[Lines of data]

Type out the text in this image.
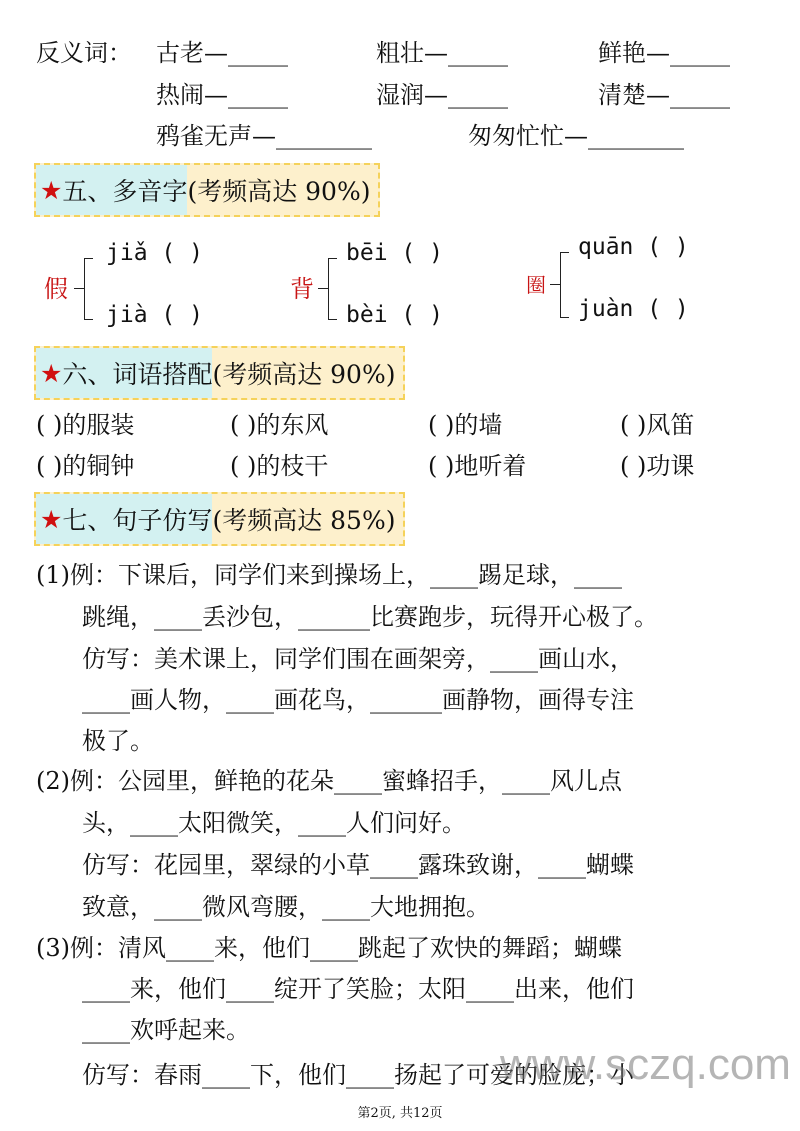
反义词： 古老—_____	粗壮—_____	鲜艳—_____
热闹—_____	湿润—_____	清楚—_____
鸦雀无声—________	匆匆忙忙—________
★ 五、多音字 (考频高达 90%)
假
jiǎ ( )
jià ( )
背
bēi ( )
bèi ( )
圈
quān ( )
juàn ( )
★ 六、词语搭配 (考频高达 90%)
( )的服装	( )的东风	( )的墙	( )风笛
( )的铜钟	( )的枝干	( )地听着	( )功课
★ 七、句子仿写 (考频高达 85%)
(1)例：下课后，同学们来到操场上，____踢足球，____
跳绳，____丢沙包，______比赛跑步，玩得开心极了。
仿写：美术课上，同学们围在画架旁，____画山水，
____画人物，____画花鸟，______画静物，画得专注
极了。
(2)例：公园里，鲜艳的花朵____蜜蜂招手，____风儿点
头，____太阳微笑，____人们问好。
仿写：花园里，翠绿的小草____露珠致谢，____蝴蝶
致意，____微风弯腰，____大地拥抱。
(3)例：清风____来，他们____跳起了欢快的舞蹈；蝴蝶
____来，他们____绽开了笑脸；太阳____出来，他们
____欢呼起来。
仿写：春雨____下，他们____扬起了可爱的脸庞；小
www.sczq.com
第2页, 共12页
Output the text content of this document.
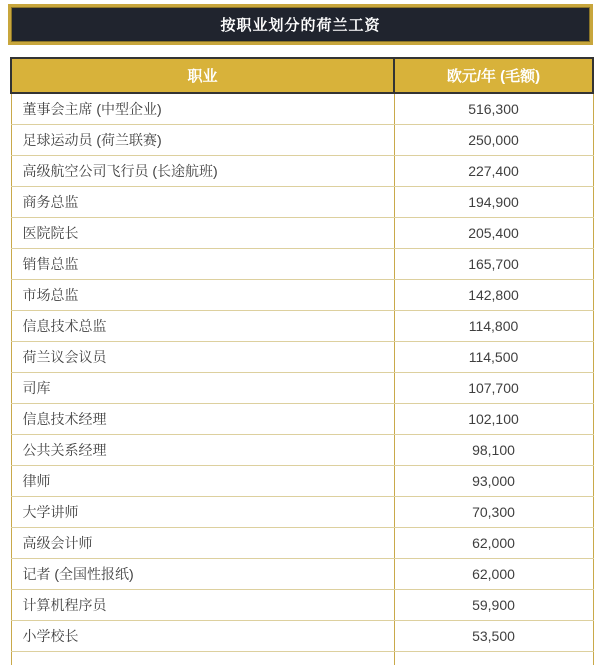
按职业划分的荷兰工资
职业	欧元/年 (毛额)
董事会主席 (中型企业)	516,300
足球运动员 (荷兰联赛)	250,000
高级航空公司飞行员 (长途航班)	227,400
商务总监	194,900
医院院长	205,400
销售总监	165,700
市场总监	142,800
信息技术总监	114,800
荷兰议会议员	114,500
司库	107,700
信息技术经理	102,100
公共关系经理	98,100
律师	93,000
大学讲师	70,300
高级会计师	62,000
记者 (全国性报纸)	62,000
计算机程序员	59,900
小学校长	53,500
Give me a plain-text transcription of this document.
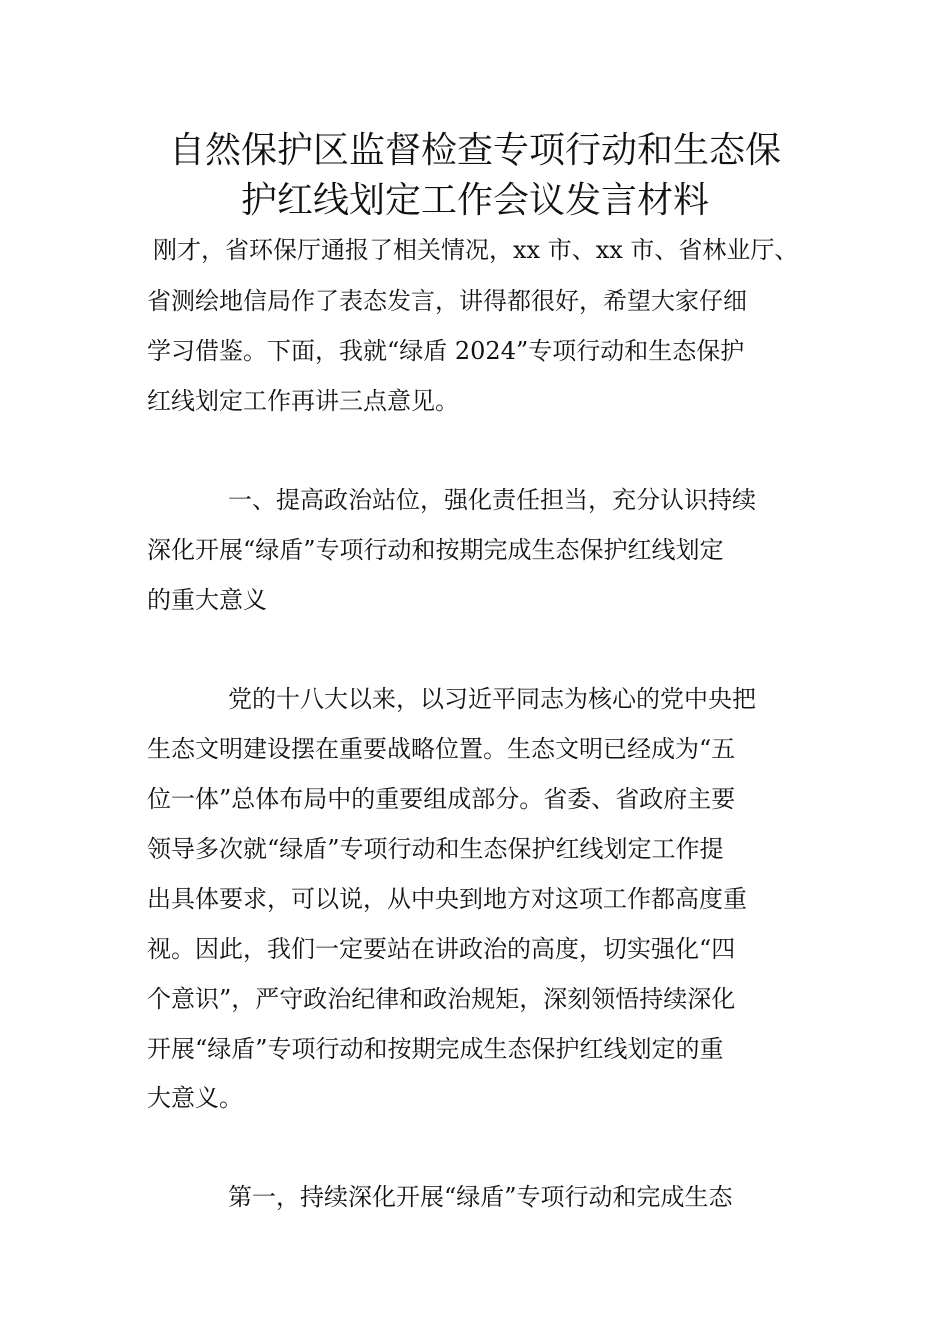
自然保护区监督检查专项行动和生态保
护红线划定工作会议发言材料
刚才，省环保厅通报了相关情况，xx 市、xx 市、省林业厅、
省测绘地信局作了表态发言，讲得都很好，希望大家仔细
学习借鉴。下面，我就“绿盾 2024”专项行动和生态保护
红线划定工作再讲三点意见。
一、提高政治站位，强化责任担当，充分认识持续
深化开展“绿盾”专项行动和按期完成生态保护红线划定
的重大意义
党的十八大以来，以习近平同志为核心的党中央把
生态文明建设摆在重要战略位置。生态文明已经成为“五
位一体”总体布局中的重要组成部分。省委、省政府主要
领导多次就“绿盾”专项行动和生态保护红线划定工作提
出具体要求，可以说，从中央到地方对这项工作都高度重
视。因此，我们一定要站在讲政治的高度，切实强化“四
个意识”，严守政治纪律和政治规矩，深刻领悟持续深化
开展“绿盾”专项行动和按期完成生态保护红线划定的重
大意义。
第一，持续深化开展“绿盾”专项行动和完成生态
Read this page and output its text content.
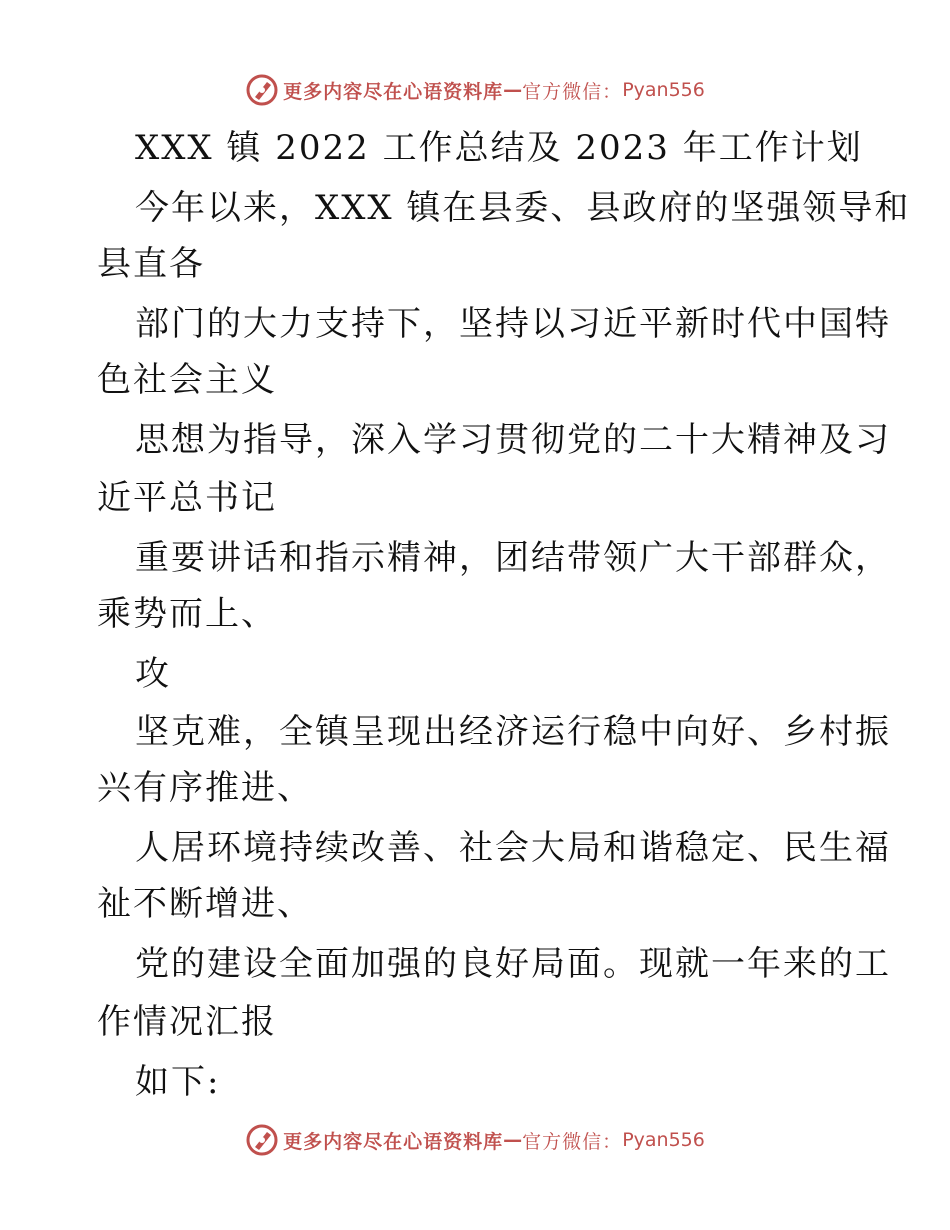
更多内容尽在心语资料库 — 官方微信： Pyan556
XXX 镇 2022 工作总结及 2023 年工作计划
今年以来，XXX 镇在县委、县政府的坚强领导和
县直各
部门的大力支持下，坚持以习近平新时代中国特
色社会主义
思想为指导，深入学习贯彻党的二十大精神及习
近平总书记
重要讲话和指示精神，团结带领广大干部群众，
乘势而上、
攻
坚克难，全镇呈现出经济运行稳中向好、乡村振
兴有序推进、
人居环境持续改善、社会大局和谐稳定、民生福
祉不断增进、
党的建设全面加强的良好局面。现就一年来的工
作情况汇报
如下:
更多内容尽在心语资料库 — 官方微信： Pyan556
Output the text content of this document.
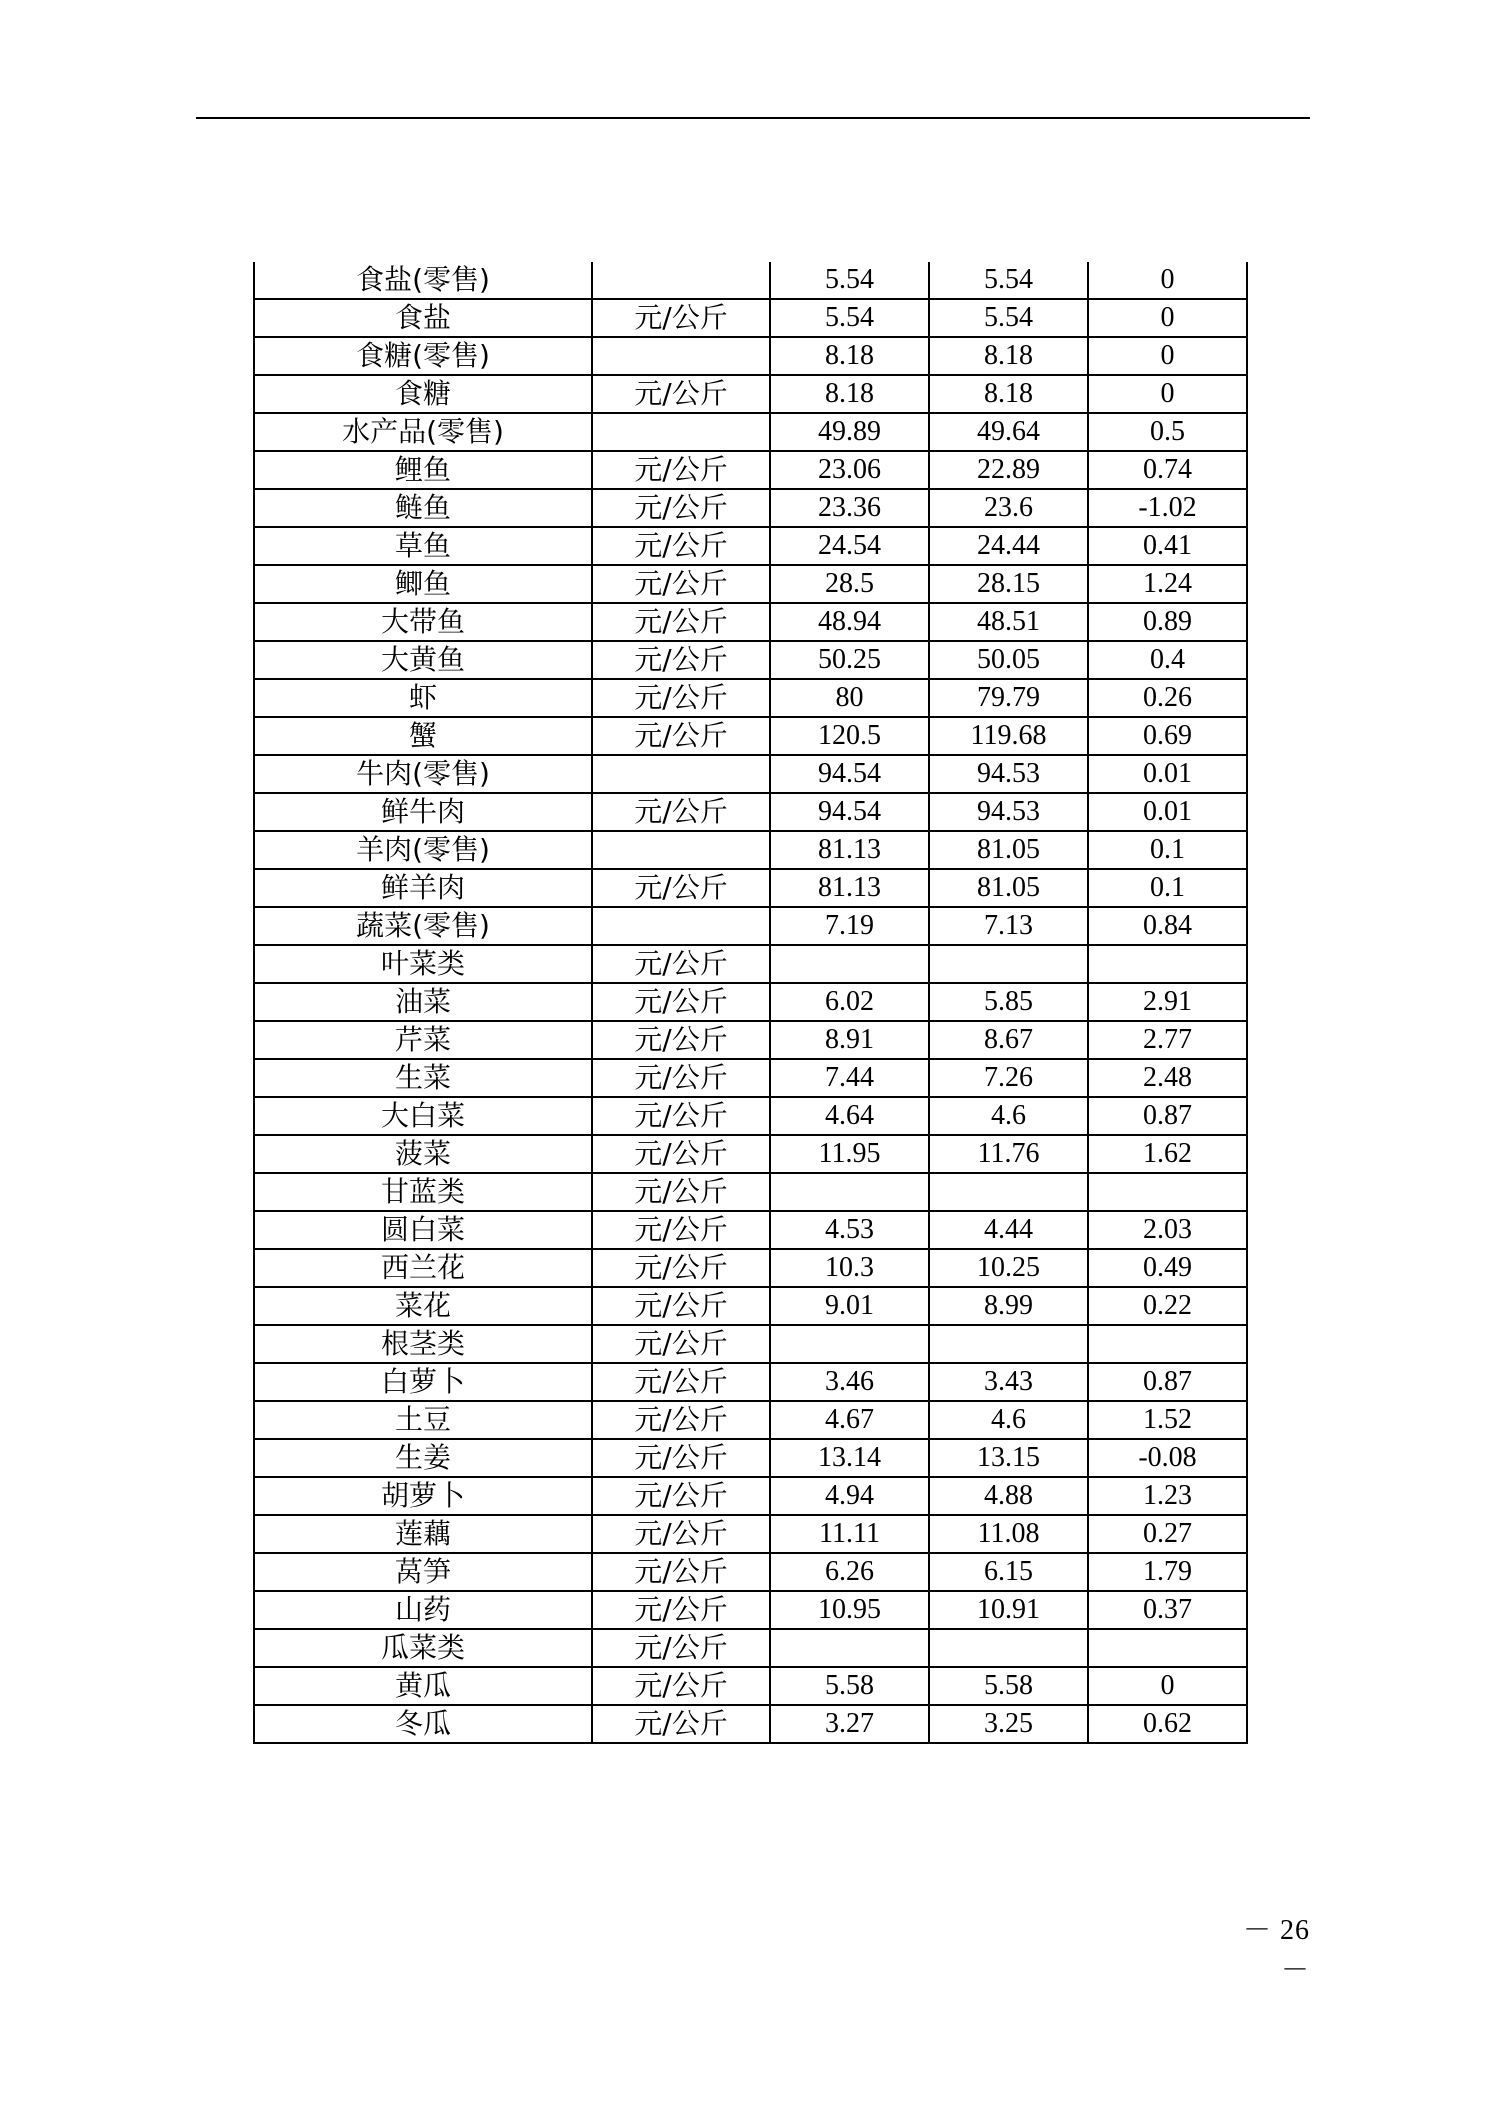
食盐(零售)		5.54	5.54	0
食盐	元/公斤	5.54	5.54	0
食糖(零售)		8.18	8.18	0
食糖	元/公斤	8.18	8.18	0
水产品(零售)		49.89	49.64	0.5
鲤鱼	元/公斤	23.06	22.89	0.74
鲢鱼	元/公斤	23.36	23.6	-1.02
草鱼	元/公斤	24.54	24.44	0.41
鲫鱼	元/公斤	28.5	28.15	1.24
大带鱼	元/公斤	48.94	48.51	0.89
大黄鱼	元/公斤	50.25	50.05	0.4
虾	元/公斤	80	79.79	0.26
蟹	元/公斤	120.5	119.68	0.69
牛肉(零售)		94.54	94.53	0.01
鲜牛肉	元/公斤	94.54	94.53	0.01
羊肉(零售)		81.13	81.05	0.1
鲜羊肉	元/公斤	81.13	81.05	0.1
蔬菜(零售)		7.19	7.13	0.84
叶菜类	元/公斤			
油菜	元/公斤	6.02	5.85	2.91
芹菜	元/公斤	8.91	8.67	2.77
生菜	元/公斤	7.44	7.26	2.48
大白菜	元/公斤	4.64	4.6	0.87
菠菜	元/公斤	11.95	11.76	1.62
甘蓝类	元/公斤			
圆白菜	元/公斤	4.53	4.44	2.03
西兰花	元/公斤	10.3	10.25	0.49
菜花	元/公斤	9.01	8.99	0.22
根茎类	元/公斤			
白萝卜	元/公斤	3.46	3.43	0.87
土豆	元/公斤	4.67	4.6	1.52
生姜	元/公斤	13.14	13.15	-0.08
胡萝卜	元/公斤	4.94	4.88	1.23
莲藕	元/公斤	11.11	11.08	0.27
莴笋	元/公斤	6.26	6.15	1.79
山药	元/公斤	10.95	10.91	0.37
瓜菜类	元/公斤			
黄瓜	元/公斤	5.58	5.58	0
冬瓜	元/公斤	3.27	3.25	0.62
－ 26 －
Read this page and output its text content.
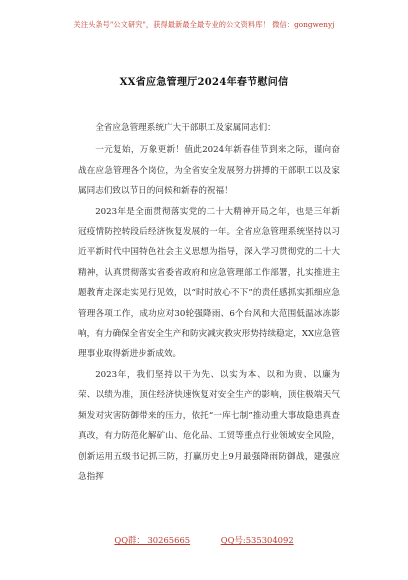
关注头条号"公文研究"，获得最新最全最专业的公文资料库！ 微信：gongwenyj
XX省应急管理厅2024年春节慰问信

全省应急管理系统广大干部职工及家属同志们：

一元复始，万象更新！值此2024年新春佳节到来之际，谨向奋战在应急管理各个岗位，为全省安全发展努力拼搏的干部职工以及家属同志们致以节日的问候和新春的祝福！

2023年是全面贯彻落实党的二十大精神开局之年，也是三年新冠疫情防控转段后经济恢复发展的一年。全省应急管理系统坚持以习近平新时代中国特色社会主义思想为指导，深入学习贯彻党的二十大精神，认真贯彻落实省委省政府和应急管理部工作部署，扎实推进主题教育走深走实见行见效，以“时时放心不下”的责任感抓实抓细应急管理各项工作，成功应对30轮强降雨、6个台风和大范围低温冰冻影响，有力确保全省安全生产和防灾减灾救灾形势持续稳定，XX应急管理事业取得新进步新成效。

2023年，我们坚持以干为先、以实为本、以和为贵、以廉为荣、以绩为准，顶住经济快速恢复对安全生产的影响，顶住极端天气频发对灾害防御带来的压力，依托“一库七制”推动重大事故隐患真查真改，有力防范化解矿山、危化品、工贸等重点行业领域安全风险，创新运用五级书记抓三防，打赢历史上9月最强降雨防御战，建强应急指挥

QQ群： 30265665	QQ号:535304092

### [Aim]
Filter out all lines lacking the word "考频高达" and copy the rest.

### [Answer in full]
★ 五、多音字 (考频高达 90%)
★ 六、词语搭配 (考频高达 90%)
★ 七、句子仿写 (考频高达 85%)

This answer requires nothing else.